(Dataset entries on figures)
>>>>
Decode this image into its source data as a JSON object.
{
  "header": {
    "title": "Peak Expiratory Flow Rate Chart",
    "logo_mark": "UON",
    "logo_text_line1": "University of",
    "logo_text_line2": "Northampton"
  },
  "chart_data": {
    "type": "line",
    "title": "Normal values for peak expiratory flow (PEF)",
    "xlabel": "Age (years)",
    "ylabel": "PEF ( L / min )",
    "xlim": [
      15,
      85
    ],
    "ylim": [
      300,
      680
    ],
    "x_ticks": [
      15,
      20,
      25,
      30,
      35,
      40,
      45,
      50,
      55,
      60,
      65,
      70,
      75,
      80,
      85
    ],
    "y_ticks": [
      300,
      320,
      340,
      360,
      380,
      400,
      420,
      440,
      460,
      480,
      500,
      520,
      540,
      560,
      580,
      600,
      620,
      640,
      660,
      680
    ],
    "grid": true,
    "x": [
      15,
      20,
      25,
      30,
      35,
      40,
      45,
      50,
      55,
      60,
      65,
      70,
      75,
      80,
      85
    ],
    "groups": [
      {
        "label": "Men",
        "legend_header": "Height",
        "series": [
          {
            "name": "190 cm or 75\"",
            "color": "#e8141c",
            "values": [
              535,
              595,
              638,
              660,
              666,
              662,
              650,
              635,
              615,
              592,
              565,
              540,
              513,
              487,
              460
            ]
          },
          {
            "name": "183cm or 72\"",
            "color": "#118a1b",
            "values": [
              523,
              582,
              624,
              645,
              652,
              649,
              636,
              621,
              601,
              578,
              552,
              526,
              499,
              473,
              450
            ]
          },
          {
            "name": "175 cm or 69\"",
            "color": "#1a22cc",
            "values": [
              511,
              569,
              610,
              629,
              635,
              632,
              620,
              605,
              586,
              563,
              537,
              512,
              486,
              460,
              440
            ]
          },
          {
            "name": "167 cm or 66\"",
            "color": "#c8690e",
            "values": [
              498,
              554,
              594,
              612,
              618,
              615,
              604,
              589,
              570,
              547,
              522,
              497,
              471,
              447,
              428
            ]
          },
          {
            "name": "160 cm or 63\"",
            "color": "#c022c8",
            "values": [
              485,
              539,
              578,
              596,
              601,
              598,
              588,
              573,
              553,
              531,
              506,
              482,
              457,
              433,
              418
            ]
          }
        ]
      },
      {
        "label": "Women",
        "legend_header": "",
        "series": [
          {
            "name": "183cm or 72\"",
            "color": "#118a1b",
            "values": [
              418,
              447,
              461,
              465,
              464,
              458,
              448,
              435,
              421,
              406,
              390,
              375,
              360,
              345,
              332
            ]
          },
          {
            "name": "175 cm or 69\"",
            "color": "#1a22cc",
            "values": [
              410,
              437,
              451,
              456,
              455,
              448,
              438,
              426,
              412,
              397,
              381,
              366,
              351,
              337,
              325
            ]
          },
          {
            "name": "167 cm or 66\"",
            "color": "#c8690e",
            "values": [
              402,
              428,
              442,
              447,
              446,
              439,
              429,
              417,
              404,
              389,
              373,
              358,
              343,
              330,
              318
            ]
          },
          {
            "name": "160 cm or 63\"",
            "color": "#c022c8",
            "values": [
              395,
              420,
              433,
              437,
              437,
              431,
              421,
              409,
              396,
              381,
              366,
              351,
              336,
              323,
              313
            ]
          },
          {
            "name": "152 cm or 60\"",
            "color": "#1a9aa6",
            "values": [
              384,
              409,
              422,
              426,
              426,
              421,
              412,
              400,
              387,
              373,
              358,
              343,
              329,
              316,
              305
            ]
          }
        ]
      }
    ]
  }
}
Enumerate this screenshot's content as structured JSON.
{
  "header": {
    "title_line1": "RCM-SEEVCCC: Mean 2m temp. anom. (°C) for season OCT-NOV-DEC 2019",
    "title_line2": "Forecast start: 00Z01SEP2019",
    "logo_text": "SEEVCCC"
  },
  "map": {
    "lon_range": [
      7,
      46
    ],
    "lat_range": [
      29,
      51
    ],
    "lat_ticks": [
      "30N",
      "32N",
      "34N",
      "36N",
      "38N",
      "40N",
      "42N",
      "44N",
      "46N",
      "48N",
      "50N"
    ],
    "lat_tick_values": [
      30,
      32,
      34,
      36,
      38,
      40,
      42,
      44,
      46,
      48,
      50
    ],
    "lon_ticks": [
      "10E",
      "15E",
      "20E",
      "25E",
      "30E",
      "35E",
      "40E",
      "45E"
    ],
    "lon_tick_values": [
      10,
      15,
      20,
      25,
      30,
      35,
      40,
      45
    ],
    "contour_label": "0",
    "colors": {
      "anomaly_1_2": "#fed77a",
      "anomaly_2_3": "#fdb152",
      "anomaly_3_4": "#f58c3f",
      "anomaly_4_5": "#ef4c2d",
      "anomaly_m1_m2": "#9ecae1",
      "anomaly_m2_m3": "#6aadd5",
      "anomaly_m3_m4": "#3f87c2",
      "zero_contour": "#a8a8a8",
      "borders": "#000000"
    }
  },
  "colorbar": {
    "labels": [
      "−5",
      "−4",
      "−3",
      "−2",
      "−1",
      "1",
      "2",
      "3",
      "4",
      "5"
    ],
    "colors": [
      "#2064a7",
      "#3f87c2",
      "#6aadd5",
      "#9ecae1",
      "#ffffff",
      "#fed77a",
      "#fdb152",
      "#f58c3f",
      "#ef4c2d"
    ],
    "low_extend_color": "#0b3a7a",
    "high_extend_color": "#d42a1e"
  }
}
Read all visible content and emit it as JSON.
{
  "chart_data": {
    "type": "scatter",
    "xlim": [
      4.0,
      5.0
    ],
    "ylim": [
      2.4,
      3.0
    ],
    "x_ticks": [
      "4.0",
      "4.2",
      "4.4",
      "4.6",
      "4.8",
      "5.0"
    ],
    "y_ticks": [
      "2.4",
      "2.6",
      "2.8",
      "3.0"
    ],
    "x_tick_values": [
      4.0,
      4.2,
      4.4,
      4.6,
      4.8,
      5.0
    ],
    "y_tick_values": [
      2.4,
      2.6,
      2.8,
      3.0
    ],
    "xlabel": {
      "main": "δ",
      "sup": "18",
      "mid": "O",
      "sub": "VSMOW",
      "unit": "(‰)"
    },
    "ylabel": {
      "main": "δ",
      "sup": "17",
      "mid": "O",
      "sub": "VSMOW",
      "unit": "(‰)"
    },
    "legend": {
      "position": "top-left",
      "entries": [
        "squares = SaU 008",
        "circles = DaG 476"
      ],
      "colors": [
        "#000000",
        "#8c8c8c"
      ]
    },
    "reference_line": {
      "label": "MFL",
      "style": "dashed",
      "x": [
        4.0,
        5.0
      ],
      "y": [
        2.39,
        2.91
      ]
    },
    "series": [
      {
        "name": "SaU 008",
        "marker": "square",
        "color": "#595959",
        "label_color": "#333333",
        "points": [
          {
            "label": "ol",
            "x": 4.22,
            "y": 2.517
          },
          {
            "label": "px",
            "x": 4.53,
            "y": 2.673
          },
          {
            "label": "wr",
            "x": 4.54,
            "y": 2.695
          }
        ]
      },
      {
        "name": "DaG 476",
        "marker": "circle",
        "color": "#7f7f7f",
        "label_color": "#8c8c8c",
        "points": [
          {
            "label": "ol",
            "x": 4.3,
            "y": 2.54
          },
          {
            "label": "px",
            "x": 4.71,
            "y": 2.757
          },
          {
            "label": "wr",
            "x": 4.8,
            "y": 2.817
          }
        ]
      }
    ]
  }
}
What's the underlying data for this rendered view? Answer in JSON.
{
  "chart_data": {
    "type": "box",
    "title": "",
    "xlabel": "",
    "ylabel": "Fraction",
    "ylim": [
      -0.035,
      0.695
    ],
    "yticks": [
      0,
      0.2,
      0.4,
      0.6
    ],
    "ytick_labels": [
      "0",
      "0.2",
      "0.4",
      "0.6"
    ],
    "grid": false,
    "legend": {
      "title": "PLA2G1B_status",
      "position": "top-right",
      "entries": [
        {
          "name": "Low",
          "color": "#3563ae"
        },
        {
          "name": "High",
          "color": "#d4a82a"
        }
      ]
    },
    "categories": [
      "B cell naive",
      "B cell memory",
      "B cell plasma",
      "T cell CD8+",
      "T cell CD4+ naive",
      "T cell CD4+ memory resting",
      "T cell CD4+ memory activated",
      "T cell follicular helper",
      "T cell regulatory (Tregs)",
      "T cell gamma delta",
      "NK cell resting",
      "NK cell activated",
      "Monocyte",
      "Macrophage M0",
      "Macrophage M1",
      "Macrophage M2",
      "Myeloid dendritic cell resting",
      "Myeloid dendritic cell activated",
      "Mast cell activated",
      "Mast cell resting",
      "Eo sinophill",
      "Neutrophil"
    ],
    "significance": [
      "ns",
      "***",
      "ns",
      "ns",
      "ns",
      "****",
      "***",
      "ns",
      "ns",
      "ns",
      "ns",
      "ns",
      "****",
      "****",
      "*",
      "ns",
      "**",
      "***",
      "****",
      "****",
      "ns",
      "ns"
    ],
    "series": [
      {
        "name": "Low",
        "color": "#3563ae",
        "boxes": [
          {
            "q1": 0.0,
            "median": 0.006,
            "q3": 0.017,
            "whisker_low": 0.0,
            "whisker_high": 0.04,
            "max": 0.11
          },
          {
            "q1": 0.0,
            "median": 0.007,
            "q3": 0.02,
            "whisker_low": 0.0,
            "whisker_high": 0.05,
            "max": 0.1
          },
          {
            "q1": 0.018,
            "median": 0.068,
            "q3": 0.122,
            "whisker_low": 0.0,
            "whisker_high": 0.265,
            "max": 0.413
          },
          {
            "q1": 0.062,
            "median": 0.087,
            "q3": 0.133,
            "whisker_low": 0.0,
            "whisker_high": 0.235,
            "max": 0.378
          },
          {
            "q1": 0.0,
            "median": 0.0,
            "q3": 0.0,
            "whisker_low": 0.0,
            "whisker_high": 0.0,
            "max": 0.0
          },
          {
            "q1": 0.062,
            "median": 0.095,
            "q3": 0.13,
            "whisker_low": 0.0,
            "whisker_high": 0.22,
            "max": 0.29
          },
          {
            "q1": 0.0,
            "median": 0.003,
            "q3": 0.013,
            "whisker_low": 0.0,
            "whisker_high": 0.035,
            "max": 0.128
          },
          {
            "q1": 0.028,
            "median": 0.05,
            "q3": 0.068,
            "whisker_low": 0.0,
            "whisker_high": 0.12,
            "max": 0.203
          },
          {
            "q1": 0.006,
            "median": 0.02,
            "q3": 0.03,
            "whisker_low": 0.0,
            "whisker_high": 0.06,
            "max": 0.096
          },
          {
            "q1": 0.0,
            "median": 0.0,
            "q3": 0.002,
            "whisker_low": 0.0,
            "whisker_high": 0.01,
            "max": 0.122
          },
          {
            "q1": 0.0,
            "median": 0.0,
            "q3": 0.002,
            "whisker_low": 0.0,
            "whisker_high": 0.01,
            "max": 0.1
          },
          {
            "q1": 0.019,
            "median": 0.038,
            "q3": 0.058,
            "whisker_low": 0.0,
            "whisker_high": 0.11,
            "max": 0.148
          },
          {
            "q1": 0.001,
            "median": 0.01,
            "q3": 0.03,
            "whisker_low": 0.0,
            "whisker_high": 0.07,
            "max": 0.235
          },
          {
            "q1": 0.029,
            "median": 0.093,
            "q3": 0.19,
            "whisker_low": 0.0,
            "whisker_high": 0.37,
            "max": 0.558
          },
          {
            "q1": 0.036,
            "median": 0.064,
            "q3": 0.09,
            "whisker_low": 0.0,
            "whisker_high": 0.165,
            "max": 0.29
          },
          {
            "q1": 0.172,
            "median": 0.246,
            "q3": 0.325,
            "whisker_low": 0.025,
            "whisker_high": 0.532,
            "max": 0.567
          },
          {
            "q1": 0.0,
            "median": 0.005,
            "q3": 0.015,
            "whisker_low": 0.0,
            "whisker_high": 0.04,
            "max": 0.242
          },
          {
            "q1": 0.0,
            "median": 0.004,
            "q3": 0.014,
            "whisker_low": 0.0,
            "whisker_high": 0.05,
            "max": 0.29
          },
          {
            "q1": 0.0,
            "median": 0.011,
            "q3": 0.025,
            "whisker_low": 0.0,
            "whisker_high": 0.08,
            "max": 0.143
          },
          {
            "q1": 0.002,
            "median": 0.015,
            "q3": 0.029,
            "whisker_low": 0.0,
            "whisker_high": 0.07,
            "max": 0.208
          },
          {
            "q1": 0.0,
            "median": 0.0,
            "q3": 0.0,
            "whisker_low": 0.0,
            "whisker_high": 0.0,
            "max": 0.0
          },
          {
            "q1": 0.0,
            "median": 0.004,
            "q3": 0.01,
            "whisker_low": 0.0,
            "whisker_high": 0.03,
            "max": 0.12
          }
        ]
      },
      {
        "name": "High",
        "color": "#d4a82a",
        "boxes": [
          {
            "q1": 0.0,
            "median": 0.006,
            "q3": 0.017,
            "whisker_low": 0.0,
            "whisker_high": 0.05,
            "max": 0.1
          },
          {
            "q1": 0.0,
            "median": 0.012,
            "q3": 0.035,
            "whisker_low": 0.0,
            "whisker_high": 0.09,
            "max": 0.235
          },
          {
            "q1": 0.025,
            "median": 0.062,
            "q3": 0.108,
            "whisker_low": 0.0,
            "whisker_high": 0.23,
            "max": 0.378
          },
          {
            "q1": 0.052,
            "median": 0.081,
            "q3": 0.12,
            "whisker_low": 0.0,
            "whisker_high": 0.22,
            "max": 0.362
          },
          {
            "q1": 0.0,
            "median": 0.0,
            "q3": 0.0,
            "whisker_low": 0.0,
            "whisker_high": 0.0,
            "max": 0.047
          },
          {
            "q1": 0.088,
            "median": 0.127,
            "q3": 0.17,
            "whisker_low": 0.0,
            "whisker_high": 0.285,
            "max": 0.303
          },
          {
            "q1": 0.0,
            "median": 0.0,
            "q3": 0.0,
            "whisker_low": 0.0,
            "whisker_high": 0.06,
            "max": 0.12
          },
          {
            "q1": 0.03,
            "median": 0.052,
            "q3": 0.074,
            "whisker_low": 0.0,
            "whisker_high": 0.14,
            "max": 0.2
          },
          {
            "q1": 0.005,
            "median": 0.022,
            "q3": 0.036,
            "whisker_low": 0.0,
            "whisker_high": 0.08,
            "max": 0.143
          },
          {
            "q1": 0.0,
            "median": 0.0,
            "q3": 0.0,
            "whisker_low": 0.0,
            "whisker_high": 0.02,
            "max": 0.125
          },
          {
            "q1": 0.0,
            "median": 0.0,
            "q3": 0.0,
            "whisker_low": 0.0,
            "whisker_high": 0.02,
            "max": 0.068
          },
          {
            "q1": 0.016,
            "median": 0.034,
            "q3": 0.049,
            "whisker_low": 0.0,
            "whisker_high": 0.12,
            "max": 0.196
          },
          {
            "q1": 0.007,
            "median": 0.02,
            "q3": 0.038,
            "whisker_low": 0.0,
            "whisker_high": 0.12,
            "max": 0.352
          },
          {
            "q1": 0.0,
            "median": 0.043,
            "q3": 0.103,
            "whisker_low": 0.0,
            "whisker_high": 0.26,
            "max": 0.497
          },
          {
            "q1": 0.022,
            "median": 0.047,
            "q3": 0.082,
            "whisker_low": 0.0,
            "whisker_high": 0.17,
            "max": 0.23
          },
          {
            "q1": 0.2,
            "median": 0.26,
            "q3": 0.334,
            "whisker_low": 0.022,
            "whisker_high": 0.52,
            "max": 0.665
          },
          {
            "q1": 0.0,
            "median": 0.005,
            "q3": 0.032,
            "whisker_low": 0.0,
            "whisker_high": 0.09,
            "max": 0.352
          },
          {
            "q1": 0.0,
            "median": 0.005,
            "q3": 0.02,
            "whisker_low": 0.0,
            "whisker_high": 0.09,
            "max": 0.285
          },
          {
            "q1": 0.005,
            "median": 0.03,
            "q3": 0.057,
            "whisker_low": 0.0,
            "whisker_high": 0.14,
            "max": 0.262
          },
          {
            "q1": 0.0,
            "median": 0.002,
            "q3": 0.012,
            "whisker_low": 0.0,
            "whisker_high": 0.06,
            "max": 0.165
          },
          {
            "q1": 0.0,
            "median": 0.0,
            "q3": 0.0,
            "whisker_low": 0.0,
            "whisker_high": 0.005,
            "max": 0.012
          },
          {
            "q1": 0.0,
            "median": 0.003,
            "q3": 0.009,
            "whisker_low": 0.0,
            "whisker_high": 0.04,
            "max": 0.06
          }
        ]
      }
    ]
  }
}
<<<<
**Description of the task:** Every line that holds the word "JSON" should be extracted.

**Reply to the exercise:**
Decode this image into its source data as a JSON object.
Enumerate this screenshot's content as structured JSON.
Read all visible content and emit it as JSON.
What's the underlying data for this rendered view? Answer in JSON.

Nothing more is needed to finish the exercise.